● LISTED RECORDS
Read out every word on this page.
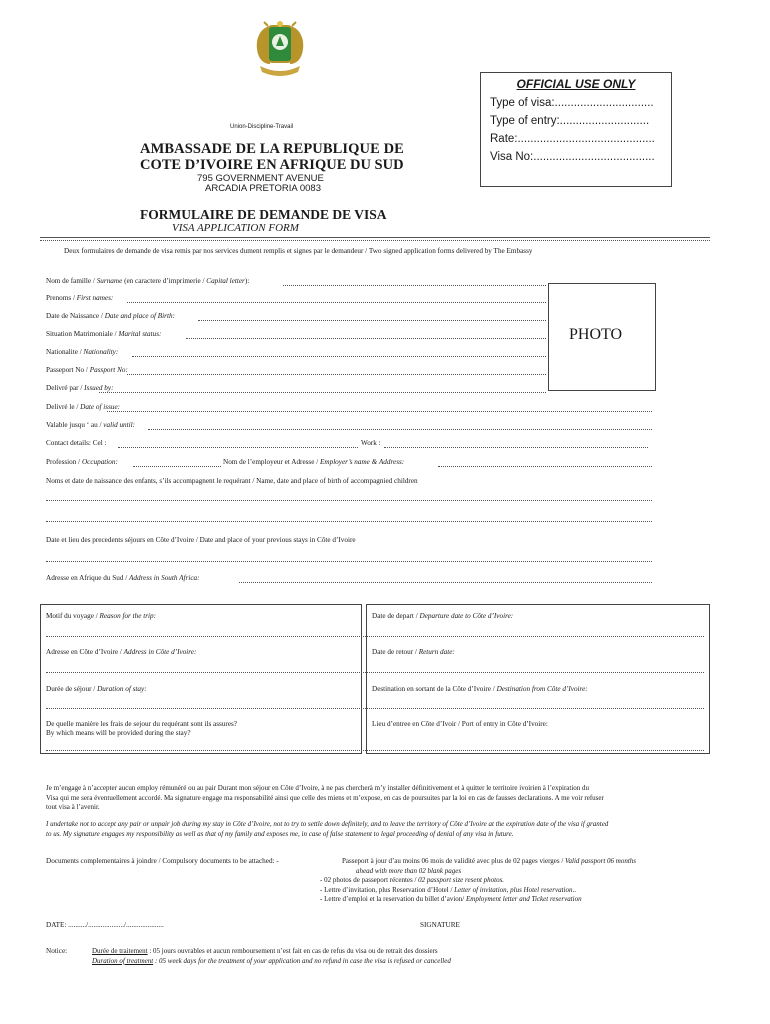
OFFICIAL USE ONLY
Type of visa:...............................
Type of entry:............................
Rate:...........................................
Visa No:......................................
Union-Discipline-Travail
AMBASSADE DE LA REPUBLIQUE DE
COTE D’IVOIRE EN AFRIQUE DU SUD
795 GOVERNMENT AVENUE
ARCADIA PRETORIA 0083
FORMULAIRE DE DEMANDE DE VISA
VISA APPLICATION FORM
Deux formulaires de demande de visa remis par nos services dument remplis et signes par le demandeur / Two signed application forms delivered by The Embassy
PHOTO
Nom de famille / Surname (en caractere d’imprimerie / Capital letter):
Prenoms / First names:
Date de Naissance / Date and place of Birth:
Situation Matrimoniale / Marital status:
Nationalite / Nationality:
Passeport No / Passport No:
Delivré par / Issued by:
Delivré le / Date of issue:
Valable jusqu ‘ au / valid until:
Contact details: Cel :	Work :
Profession / Occupation:	Nom de l’employeur et Adresse / Employer’s name & Address:
Noms et date de naissance des enfants, s’ils accompagnent le requérant / Name, date and place of birth of accompagnied children
Date et lieu des precedents séjours en Côte d’Ivoire / Date and place of your previous stays in Côte d’Ivoire
Adresse en Afrique du Sud / Address in South Africa:
Motif du voyage / Reason for the trip:	Date de depart / Departure date to Côte d’Ivoire:
Adresse en Côte d’Ivoire / Address in Côte d’Ivoire:	Date de retour / Return date:
Durée de séjour / Duration of stay:	Destination en sortant de la Côte d’Ivoire / Destination from Côte d’Ivoire:
De quelle manière les frais de sejour du requérant sont ils assures?
By which means will be provided during the stay?
Lieu d’entree en Côte d’Ivoir / Port of entry in Côte d’Ivoire:
Je m’engage à n’accepter aucun employ rémunéré ou au pair Durant mon séjour en Côte d’Ivoire, à ne pas chercherà m’y installer définitivement et à quitter le territoire ivoirien à l’expiration du
Visa qui me sera éventuellement accordé. Ma signature engage ma responsabilité ainsi que celle des miens et m’expose, en cas de poursuites par la loi en cas de fausses declarations. A me voir refuser
tout visa à l’avenir.
I undertake not to accept any pair or unpair job during my stay in Côte d’Ivoire, not to try to settle down definitely, and to leave the territory of Côte d’Ivoire at the expiration date of the visa if granted
to us. My signature engages my responsibility as well as that of my family and exposes me, in case of false statement to legal proceeding of denial of any visa in future.
Documents complementaires à joindre / Compulsory documents to be attached: -	Passeport à jour d’au moins 06 mois de validité avec plus de 02 pages vierges / Valid passport 06 months
ahead with more than 02 blank pages
- 02 photos de passeport récentes / 02 passport size resent photos.
- Lettre d’invitation, plus Reservation d’Hotel / Letter of invitation, plus Hotel reservation..
- Lettre d’emploi et la reservation du billet d’avion/ Employment letter and Ticket reservation
DATE: ........../..................../.....................	SIGNATURE
Notice:	Durée de traitement : 05 jours ouvrables et aucun remboursement n’est fait en cas de refus du visa ou de retrait des dossiers
Duration of treatment : 05 week days for the treatment of your application and no refund in case the visa is refused or cancelled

● REQUEST
Extract from the material all lines containing the string "during".

● THE OUTPUT
By which means will be provided during the stay?
I undertake not to accept any pair or unpair job during my stay in Côte d’Ivoire, not to try to settle down definitely, and to leave the territory of Côte d’Ivoire at the expiration date of the visa if granted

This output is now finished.